• Exercise instructions: Restate all of the entries exactly, dropping any pictures they hold.

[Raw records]
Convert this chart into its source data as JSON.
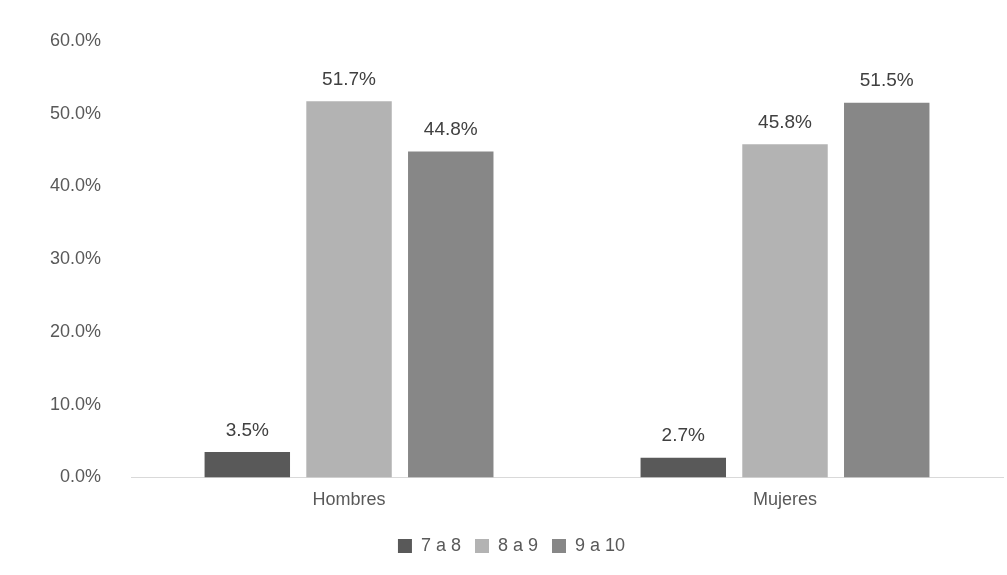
{
  "chart_data": {
    "type": "bar",
    "categories": [
      "Hombres",
      "Mujeres"
    ],
    "series": [
      {
        "name": "7 a 8",
        "color": "#595959",
        "values": [
          3.5,
          2.7
        ],
        "value_labels": [
          "3.5%",
          "2.7%"
        ]
      },
      {
        "name": "8 a 9",
        "color": "#b3b3b3",
        "values": [
          51.7,
          45.8
        ],
        "value_labels": [
          "51.7%",
          "45.8%"
        ]
      },
      {
        "name": "9 a 10",
        "color": "#878787",
        "values": [
          44.8,
          51.5
        ],
        "value_labels": [
          "44.8%",
          "51.5%"
        ]
      }
    ],
    "ylim": [
      0,
      60
    ],
    "yticks": [
      {
        "value": 0,
        "label": "0.0%"
      },
      {
        "value": 10,
        "label": "10.0%"
      },
      {
        "value": 20,
        "label": "20.0%"
      },
      {
        "value": 30,
        "label": "30.0%"
      },
      {
        "value": 40,
        "label": "40.0%"
      },
      {
        "value": 50,
        "label": "50.0%"
      },
      {
        "value": 60,
        "label": "60.0%"
      }
    ],
    "grid": false,
    "legend": "bottom"
  }
}
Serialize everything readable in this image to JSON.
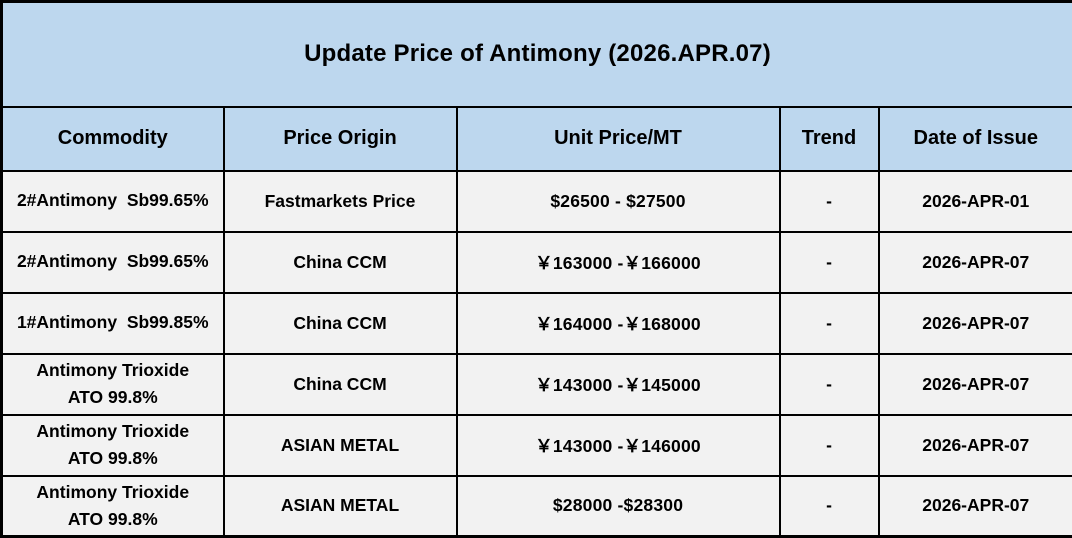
{
  "chart_data": {
    "type": "table",
    "title": "Update Price of Antimony (2026.APR.07)",
    "columns": [
      "Commodity",
      "Price Origin",
      "Unit Price/MT",
      "Trend",
      "Date of Issue"
    ],
    "rows": [
      {
        "commodity": "2#Antimony  Sb99.65%",
        "origin": "Fastmarkets Price",
        "price": "$26500 - $27500",
        "trend": "-",
        "date": "2026-APR-01"
      },
      {
        "commodity": "2#Antimony  Sb99.65%",
        "origin": "China CCM",
        "price": "￥163000 -￥166000",
        "trend": "-",
        "date": "2026-APR-07"
      },
      {
        "commodity": "1#Antimony  Sb99.85%",
        "origin": "China CCM",
        "price": "￥164000 -￥168000",
        "trend": "-",
        "date": "2026-APR-07"
      },
      {
        "commodity": "Antimony Trioxide\nATO 99.8%",
        "origin": "China CCM",
        "price": "￥143000 -￥145000",
        "trend": "-",
        "date": "2026-APR-07"
      },
      {
        "commodity": "Antimony Trioxide\nATO 99.8%",
        "origin": "ASIAN METAL",
        "price": "￥143000 -￥146000",
        "trend": "-",
        "date": "2026-APR-07"
      },
      {
        "commodity": "Antimony Trioxide\nATO 99.8%",
        "origin": "ASIAN METAL",
        "price": "$28000 -$28300",
        "trend": "-",
        "date": "2026-APR-07"
      }
    ]
  },
  "colors": {
    "title_header_bg": "#BDD7EE",
    "row_bg": "#F2F2F2",
    "border": "#000000",
    "text": "#000000"
  }
}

• Exercise answer:
Convert this chart into its source data as JSON.
{
  "chart_data": {
    "type": "bar",
    "categories": [
      "Hombres",
      "Mujeres"
    ],
    "series": [
      {
        "name": "7 a 8",
        "color": "#595959",
        "values": [
          3.5,
          2.7
        ],
        "value_labels": [
          "3.5%",
          "2.7%"
        ]
      },
      {
        "name": "8 a 9",
        "color": "#b3b3b3",
        "values": [
          51.7,
          45.8
        ],
        "value_labels": [
          "51.7%",
          "45.8%"
        ]
      },
      {
        "name": "9 a 10",
        "color": "#878787",
        "values": [
          44.8,
          51.5
        ],
        "value_labels": [
          "44.8%",
          "51.5%"
        ]
      }
    ],
    "ylim": [
      0,
      60
    ],
    "yticks": [
      {
        "value": 0,
        "label": "0.0%"
      },
      {
        "value": 10,
        "label": "10.0%"
      },
      {
        "value": 20,
        "label": "20.0%"
      },
      {
        "value": 30,
        "label": "30.0%"
      },
      {
        "value": 40,
        "label": "40.0%"
      },
      {
        "value": 50,
        "label": "50.0%"
      },
      {
        "value": 60,
        "label": "60.0%"
      }
    ],
    "grid": false,
    "legend": "bottom"
  }
}
Serialize everything readable in this image to JSON.
{
  "chart_data": {
    "type": "table",
    "title": "Update Price of Antimony (2026.APR.07)",
    "columns": [
      "Commodity",
      "Price Origin",
      "Unit Price/MT",
      "Trend",
      "Date of Issue"
    ],
    "rows": [
      {
        "commodity": "2#Antimony  Sb99.65%",
        "origin": "Fastmarkets Price",
        "price": "$26500 - $27500",
        "trend": "-",
        "date": "2026-APR-01"
      },
      {
        "commodity": "2#Antimony  Sb99.65%",
        "origin": "China CCM",
        "price": "￥163000 -￥166000",
        "trend": "-",
        "date": "2026-APR-07"
      },
      {
        "commodity": "1#Antimony  Sb99.85%",
        "origin": "China CCM",
        "price": "￥164000 -￥168000",
        "trend": "-",
        "date": "2026-APR-07"
      },
      {
        "commodity": "Antimony Trioxide\nATO 99.8%",
        "origin": "China CCM",
        "price": "￥143000 -￥145000",
        "trend": "-",
        "date": "2026-APR-07"
      },
      {
        "commodity": "Antimony Trioxide\nATO 99.8%",
        "origin": "ASIAN METAL",
        "price": "￥143000 -￥146000",
        "trend": "-",
        "date": "2026-APR-07"
      },
      {
        "commodity": "Antimony Trioxide\nATO 99.8%",
        "origin": "ASIAN METAL",
        "price": "$28000 -$28300",
        "trend": "-",
        "date": "2026-APR-07"
      }
    ]
  },
  "colors": {
    "title_header_bg": "#BDD7EE",
    "row_bg": "#F2F2F2",
    "border": "#000000",
    "text": "#000000"
  }
}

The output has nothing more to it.